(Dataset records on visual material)

>> begin

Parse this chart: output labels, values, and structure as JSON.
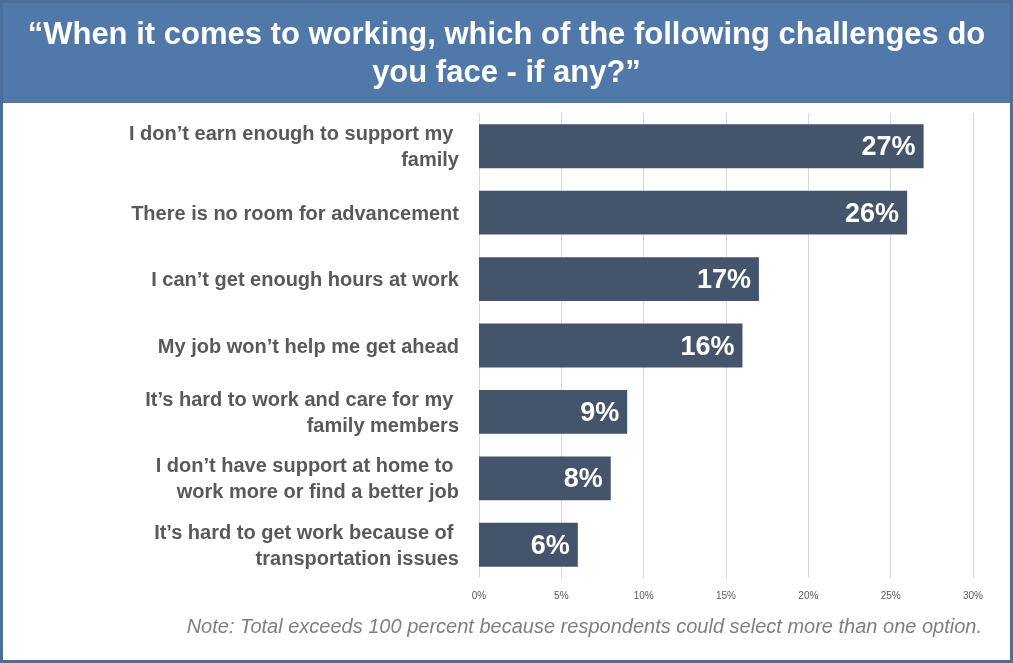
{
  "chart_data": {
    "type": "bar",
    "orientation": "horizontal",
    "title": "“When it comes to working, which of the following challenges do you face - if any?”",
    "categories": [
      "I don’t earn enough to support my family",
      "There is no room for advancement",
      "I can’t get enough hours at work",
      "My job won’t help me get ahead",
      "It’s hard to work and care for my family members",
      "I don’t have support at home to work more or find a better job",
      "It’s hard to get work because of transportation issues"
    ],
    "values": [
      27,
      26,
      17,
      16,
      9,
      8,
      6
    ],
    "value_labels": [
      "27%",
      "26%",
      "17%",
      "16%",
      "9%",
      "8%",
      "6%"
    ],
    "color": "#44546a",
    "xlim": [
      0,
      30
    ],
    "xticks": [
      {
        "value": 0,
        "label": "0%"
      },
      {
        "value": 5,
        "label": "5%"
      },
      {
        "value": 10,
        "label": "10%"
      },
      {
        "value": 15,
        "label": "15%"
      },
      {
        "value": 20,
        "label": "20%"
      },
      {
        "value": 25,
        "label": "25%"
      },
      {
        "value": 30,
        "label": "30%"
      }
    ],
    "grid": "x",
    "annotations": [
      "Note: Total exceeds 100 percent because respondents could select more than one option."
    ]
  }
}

>> end

**EXERCISE**
Print out the lines exactly, skipping any picture.

**PROBLEM SOLUTION**
Parse this chart: output labels, values, and structure as JSON.
{
  "chart_data": {
    "type": "bar",
    "orientation": "horizontal",
    "title": "“When it comes to working, which of the following challenges do you face - if any?”",
    "categories": [
      "I don’t earn enough to support my family",
      "There is no room for advancement",
      "I can’t get enough hours at work",
      "My job won’t help me get ahead",
      "It’s hard to work and care for my family members",
      "I don’t have support at home to work more or find a better job",
      "It’s hard to get work because of transportation issues"
    ],
    "values": [
      27,
      26,
      17,
      16,
      9,
      8,
      6
    ],
    "value_labels": [
      "27%",
      "26%",
      "17%",
      "16%",
      "9%",
      "8%",
      "6%"
    ],
    "color": "#44546a",
    "xlim": [
      0,
      30
    ],
    "xticks": [
      {
        "value": 0,
        "label": "0%"
      },
      {
        "value": 5,
        "label": "5%"
      },
      {
        "value": 10,
        "label": "10%"
      },
      {
        "value": 15,
        "label": "15%"
      },
      {
        "value": 20,
        "label": "20%"
      },
      {
        "value": 25,
        "label": "25%"
      },
      {
        "value": 30,
        "label": "30%"
      }
    ],
    "grid": "x",
    "annotations": [
      "Note: Total exceeds 100 percent because respondents could select more than one option."
    ]
  }
}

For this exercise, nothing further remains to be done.